• Given task
Repeat the listing below in full, exactly as it stands.
+---+
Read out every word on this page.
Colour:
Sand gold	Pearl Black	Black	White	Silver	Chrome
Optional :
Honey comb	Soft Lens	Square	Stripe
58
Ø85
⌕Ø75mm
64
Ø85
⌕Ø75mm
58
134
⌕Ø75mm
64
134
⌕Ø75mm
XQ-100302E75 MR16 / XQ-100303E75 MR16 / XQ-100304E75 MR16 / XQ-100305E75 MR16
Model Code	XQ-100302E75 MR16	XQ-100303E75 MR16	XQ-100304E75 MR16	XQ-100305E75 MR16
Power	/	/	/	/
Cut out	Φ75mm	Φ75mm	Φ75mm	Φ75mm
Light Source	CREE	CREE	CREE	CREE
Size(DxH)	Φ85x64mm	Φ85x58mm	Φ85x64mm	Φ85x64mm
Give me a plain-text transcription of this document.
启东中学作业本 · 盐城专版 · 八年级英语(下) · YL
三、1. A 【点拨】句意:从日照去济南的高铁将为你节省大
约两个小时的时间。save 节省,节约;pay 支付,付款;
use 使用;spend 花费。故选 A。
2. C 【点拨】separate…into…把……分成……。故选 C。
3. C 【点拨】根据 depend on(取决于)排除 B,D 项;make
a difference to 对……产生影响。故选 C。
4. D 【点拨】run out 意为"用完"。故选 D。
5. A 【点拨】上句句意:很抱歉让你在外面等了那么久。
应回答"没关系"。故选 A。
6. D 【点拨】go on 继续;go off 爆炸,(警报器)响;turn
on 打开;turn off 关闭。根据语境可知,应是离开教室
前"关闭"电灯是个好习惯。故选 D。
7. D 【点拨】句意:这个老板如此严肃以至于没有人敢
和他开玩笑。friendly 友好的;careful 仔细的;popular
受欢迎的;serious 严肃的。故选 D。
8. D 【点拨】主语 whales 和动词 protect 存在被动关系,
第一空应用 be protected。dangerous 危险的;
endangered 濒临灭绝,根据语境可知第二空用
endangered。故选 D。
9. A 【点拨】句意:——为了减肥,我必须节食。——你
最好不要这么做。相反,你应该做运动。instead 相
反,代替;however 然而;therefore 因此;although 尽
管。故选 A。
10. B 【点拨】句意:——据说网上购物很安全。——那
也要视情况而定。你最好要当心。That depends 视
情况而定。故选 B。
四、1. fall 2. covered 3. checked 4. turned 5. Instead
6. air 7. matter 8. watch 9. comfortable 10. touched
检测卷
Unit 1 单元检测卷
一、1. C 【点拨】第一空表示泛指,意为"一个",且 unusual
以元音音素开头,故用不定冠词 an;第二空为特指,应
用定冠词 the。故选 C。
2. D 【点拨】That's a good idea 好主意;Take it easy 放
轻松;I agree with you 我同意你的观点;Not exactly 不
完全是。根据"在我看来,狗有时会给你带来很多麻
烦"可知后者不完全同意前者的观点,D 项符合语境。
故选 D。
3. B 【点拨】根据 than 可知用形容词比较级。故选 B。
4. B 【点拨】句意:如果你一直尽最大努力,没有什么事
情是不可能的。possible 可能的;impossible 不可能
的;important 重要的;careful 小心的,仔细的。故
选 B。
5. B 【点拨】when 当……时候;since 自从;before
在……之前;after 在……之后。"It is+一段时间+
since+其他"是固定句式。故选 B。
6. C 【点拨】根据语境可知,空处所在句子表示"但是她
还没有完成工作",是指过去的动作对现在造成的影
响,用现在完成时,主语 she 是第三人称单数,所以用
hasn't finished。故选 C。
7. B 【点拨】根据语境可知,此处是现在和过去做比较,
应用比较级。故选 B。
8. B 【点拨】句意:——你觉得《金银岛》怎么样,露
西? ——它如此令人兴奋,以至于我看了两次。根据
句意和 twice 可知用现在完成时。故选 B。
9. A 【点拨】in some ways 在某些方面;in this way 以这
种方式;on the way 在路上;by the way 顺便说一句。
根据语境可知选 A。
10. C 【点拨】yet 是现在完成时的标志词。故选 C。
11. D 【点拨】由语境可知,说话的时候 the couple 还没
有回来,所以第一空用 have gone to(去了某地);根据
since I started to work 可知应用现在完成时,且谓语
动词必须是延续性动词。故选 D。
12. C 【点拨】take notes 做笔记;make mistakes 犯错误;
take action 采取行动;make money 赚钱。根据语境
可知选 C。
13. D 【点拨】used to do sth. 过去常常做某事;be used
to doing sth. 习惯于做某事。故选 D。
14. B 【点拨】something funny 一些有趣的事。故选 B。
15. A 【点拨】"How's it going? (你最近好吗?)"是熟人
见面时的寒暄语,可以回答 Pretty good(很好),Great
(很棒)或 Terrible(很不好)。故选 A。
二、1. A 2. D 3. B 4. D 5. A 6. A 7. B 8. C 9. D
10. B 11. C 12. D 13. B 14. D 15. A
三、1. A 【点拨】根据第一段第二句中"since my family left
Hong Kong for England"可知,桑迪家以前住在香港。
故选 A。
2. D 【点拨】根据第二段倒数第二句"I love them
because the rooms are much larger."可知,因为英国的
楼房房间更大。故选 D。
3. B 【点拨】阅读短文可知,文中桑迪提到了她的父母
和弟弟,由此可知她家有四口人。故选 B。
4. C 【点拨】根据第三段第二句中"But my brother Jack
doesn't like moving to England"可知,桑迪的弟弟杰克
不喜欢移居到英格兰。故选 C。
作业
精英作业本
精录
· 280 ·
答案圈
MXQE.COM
+---+
• Completed task
Read out every word on this page.
Colour:
Sand gold	Pearl Black	Black	White	Silver	Chrome
Optional :
Honey comb	Soft Lens	Square	Stripe
58
Ø85
⌕Ø75mm
64
Ø85
⌕Ø75mm
58
134
⌕Ø75mm
64
134
⌕Ø75mm
XQ-100302E75 MR16 / XQ-100303E75 MR16 / XQ-100304E75 MR16 / XQ-100305E75 MR16
Model Code	XQ-100302E75 MR16	XQ-100303E75 MR16	XQ-100304E75 MR16	XQ-100305E75 MR16
Power	/	/	/	/
Cut out	Φ75mm	Φ75mm	Φ75mm	Φ75mm
Light Source	CREE	CREE	CREE	CREE
Size(DxH)	Φ85x64mm	Φ85x58mm	Φ85x64mm	Φ85x64mm
Give me a plain-text transcription of this document.
启东中学作业本 · 盐城专版 · 八年级英语(下) · YL
三、1. A 【点拨】句意:从日照去济南的高铁将为你节省大
约两个小时的时间。save 节省,节约;pay 支付,付款;
use 使用;spend 花费。故选 A。
2. C 【点拨】separate…into…把……分成……。故选 C。
3. C 【点拨】根据 depend on(取决于)排除 B,D 项;make
a difference to 对……产生影响。故选 C。
4. D 【点拨】run out 意为"用完"。故选 D。
5. A 【点拨】上句句意:很抱歉让你在外面等了那么久。
应回答"没关系"。故选 A。
6. D 【点拨】go on 继续;go off 爆炸,(警报器)响;turn
on 打开;turn off 关闭。根据语境可知,应是离开教室
前"关闭"电灯是个好习惯。故选 D。
7. D 【点拨】句意:这个老板如此严肃以至于没有人敢
和他开玩笑。friendly 友好的;careful 仔细的;popular
受欢迎的;serious 严肃的。故选 D。
8. D 【点拨】主语 whales 和动词 protect 存在被动关系,
第一空应用 be protected。dangerous 危险的;
endangered 濒临灭绝,根据语境可知第二空用
endangered。故选 D。
9. A 【点拨】句意:——为了减肥,我必须节食。——你
最好不要这么做。相反,你应该做运动。instead 相
反,代替;however 然而;therefore 因此;although 尽
管。故选 A。
10. B 【点拨】句意:——据说网上购物很安全。——那
也要视情况而定。你最好要当心。That depends 视
情况而定。故选 B。
四、1. fall 2. covered 3. checked 4. turned 5. Instead
6. air 7. matter 8. watch 9. comfortable 10. touched
检测卷
Unit 1 单元检测卷
一、1. C 【点拨】第一空表示泛指,意为"一个",且 unusual
以元音音素开头,故用不定冠词 an;第二空为特指,应
用定冠词 the。故选 C。
2. D 【点拨】That's a good idea 好主意;Take it easy 放
轻松;I agree with you 我同意你的观点;Not exactly 不
完全是。根据"在我看来,狗有时会给你带来很多麻
烦"可知后者不完全同意前者的观点,D 项符合语境。
故选 D。
3. B 【点拨】根据 than 可知用形容词比较级。故选 B。
4. B 【点拨】句意:如果你一直尽最大努力,没有什么事
情是不可能的。possible 可能的;impossible 不可能
的;important 重要的;careful 小心的,仔细的。故
选 B。
5. B 【点拨】when 当……时候;since 自从;before
在……之前;after 在……之后。"It is+一段时间+
since+其他"是固定句式。故选 B。
6. C 【点拨】根据语境可知,空处所在句子表示"但是她
还没有完成工作",是指过去的动作对现在造成的影
响,用现在完成时,主语 she 是第三人称单数,所以用
hasn't finished。故选 C。
7. B 【点拨】根据语境可知,此处是现在和过去做比较,
应用比较级。故选 B。
8. B 【点拨】句意:——你觉得《金银岛》怎么样,露
西? ——它如此令人兴奋,以至于我看了两次。根据
句意和 twice 可知用现在完成时。故选 B。
9. A 【点拨】in some ways 在某些方面;in this way 以这
种方式;on the way 在路上;by the way 顺便说一句。
根据语境可知选 A。
10. C 【点拨】yet 是现在完成时的标志词。故选 C。
11. D 【点拨】由语境可知,说话的时候 the couple 还没
有回来,所以第一空用 have gone to(去了某地);根据
since I started to work 可知应用现在完成时,且谓语
动词必须是延续性动词。故选 D。
12. C 【点拨】take notes 做笔记;make mistakes 犯错误;
take action 采取行动;make money 赚钱。根据语境
可知选 C。
13. D 【点拨】used to do sth. 过去常常做某事;be used
to doing sth. 习惯于做某事。故选 D。
14. B 【点拨】something funny 一些有趣的事。故选 B。
15. A 【点拨】"How's it going? (你最近好吗?)"是熟人
见面时的寒暄语,可以回答 Pretty good(很好),Great
(很棒)或 Terrible(很不好)。故选 A。
二、1. A 2. D 3. B 4. D 5. A 6. A 7. B 8. C 9. D
10. B 11. C 12. D 13. B 14. D 15. A
三、1. A 【点拨】根据第一段第二句中"since my family left
Hong Kong for England"可知,桑迪家以前住在香港。
故选 A。
2. D 【点拨】根据第二段倒数第二句"I love them
because the rooms are much larger."可知,因为英国的
楼房房间更大。故选 D。
3. B 【点拨】阅读短文可知,文中桑迪提到了她的父母
和弟弟,由此可知她家有四口人。故选 B。
4. C 【点拨】根据第三段第二句中"But my brother Jack
doesn't like moving to England"可知,桑迪的弟弟杰克
不喜欢移居到英格兰。故选 C。
作业
精英作业本
精录
· 280 ·
答案圈
MXQE.COM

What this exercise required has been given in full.